-- START --

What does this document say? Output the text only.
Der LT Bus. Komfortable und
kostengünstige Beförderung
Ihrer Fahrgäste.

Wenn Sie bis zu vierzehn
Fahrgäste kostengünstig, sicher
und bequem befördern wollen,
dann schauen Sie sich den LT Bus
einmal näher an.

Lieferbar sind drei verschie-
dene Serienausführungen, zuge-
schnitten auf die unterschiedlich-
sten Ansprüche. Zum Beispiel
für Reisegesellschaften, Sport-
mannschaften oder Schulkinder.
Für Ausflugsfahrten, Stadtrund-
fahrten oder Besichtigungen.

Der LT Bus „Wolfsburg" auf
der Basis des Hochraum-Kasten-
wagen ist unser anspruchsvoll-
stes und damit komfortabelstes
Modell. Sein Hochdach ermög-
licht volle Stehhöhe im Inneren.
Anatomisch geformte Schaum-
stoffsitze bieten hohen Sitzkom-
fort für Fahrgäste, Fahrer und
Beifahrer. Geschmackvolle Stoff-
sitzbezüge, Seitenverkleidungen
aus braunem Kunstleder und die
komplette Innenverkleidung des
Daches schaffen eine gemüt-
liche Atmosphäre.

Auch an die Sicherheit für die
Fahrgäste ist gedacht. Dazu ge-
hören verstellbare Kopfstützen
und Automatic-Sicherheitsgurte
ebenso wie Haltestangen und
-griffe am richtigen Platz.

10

-- END --
-- START --

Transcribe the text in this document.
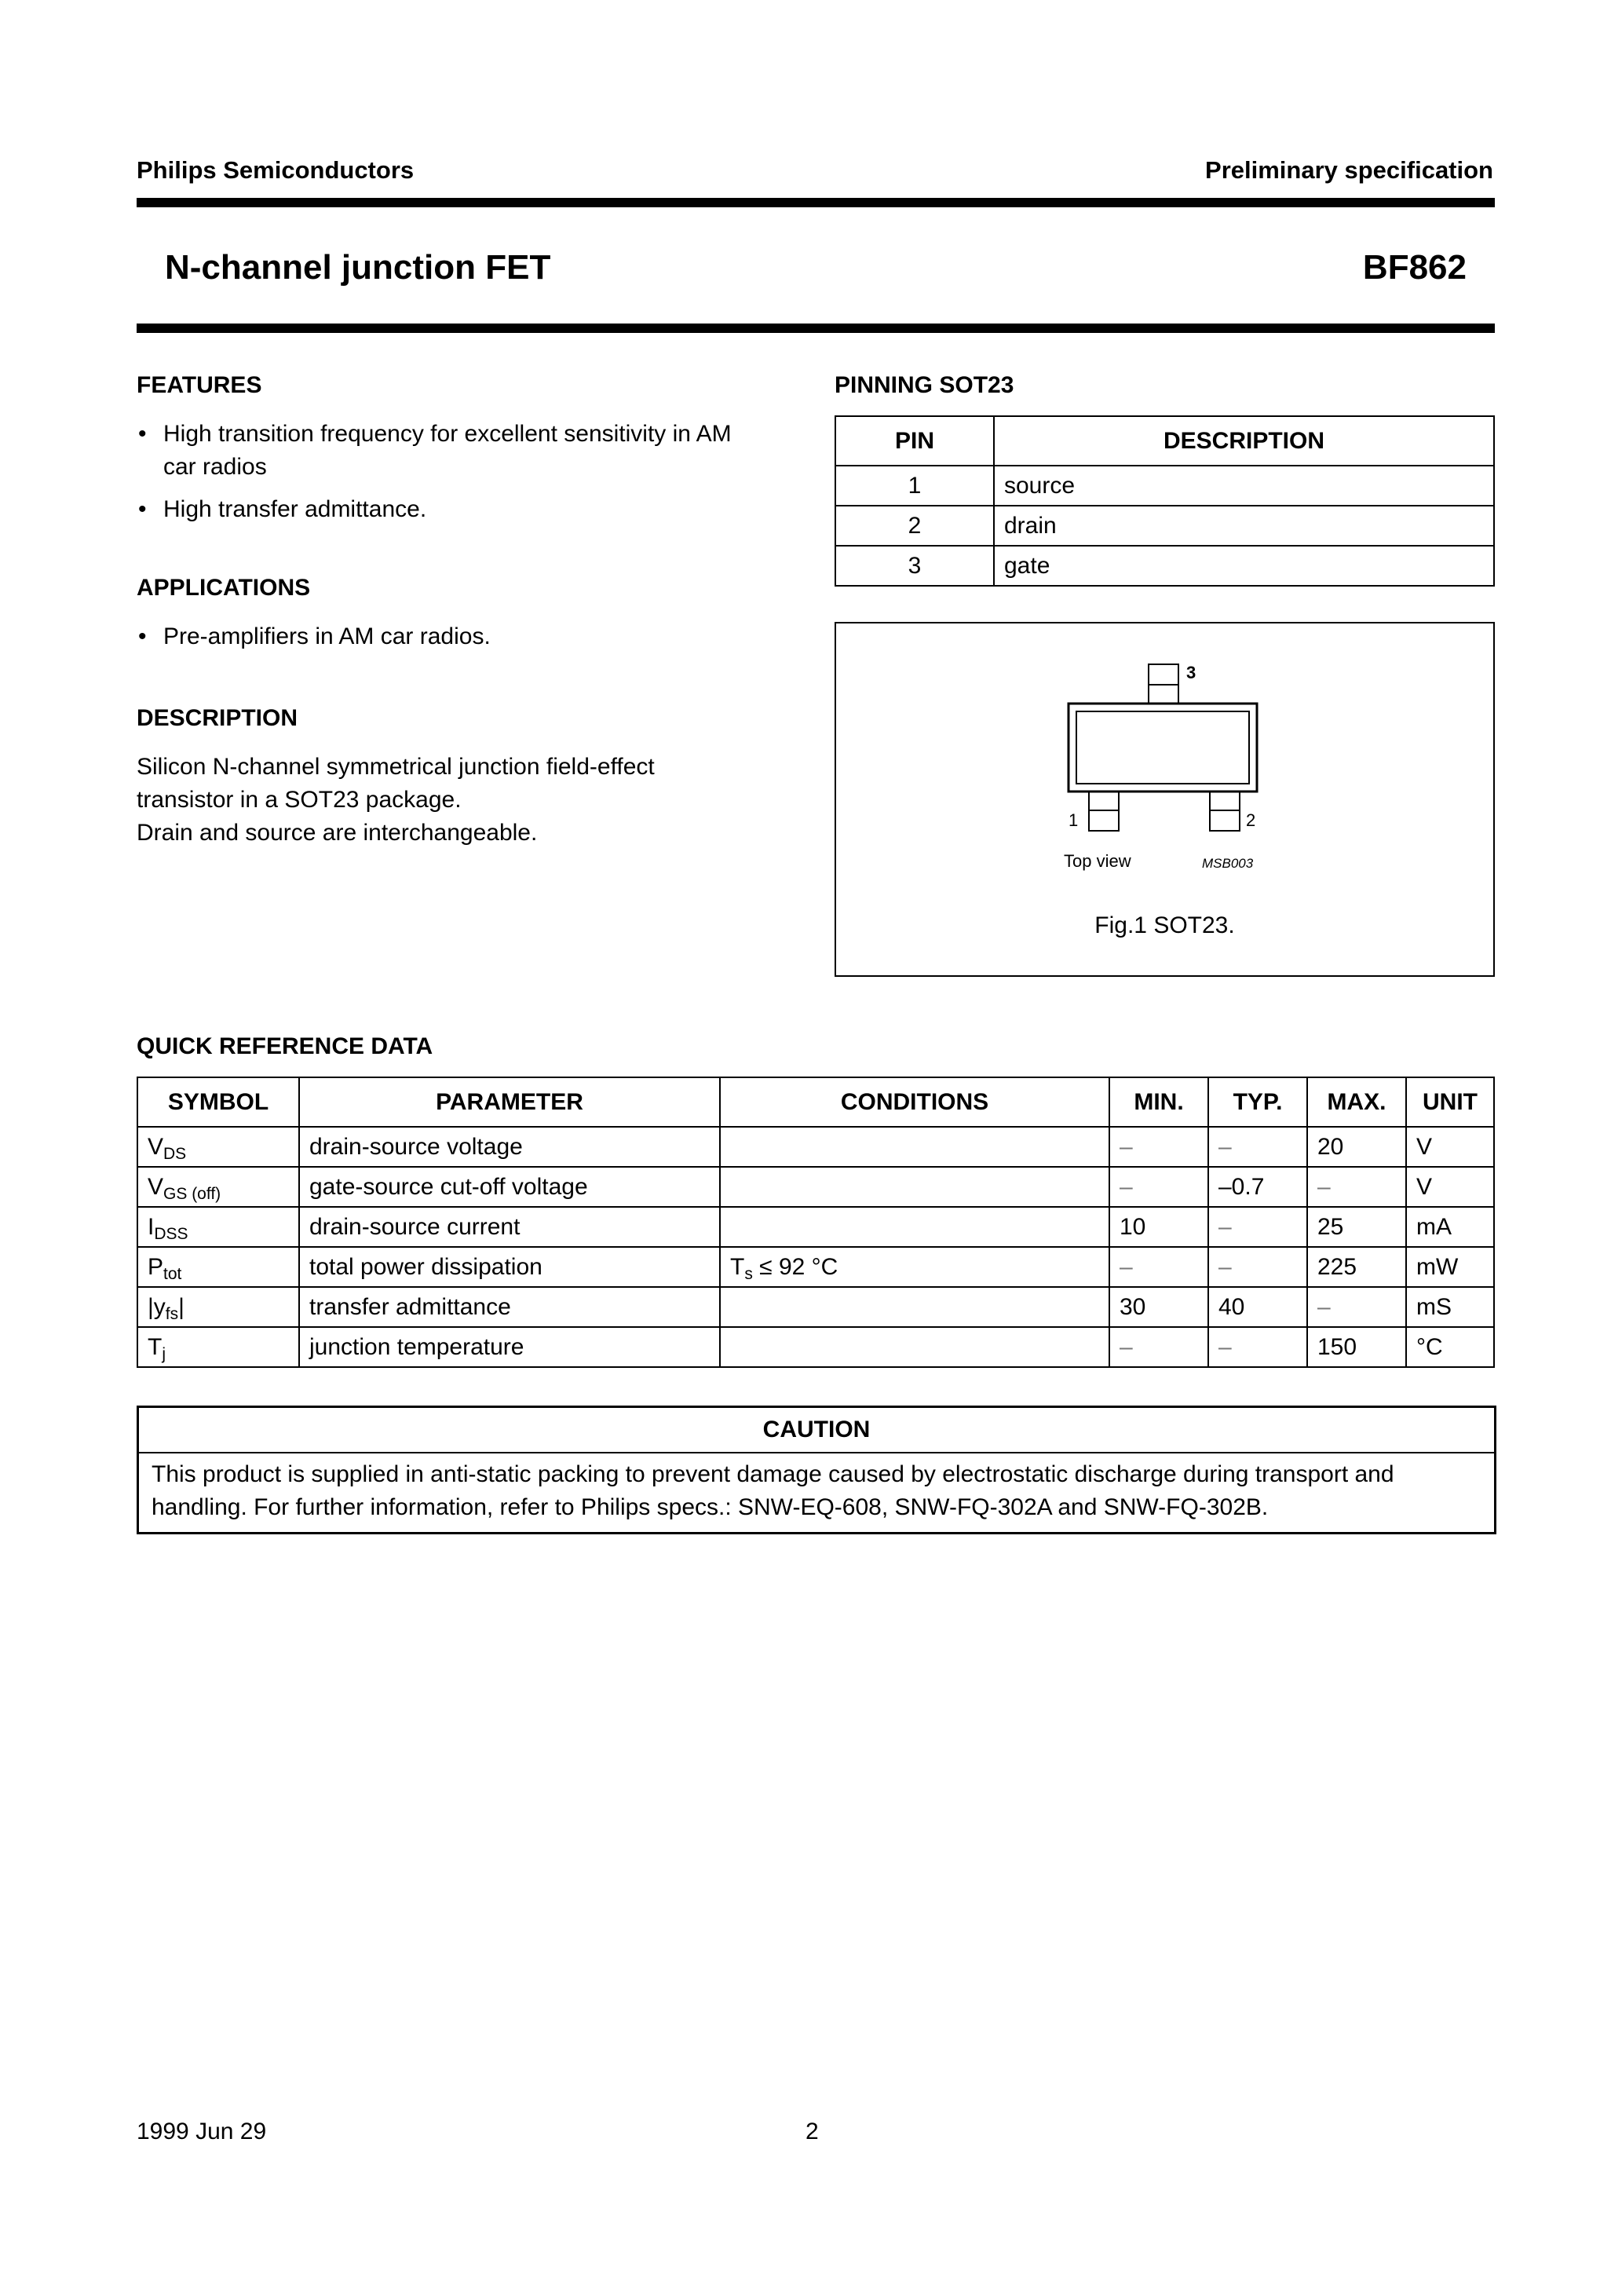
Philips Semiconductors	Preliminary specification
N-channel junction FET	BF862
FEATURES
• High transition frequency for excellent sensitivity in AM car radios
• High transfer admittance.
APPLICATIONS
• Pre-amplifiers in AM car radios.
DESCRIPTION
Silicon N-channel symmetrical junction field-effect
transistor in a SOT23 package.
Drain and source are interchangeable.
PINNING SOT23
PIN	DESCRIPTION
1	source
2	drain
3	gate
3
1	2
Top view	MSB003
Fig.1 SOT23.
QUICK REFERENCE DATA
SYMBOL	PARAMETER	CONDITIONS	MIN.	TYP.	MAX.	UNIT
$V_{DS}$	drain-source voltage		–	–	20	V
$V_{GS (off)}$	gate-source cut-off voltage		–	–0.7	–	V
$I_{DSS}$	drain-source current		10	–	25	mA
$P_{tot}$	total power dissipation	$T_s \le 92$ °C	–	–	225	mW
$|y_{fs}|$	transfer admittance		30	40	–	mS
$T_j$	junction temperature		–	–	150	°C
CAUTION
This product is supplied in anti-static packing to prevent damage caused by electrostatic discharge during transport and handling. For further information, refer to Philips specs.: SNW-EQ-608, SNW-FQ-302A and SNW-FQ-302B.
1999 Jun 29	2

-- END --

> _The problem_
Gather all lines where the word "voltage" appears.

> _Finished task_
$V_{DS}$	drain-source voltage		–	–	20	V
$V_{GS (off)}$	gate-source cut-off voltage		–	–0.7	–	V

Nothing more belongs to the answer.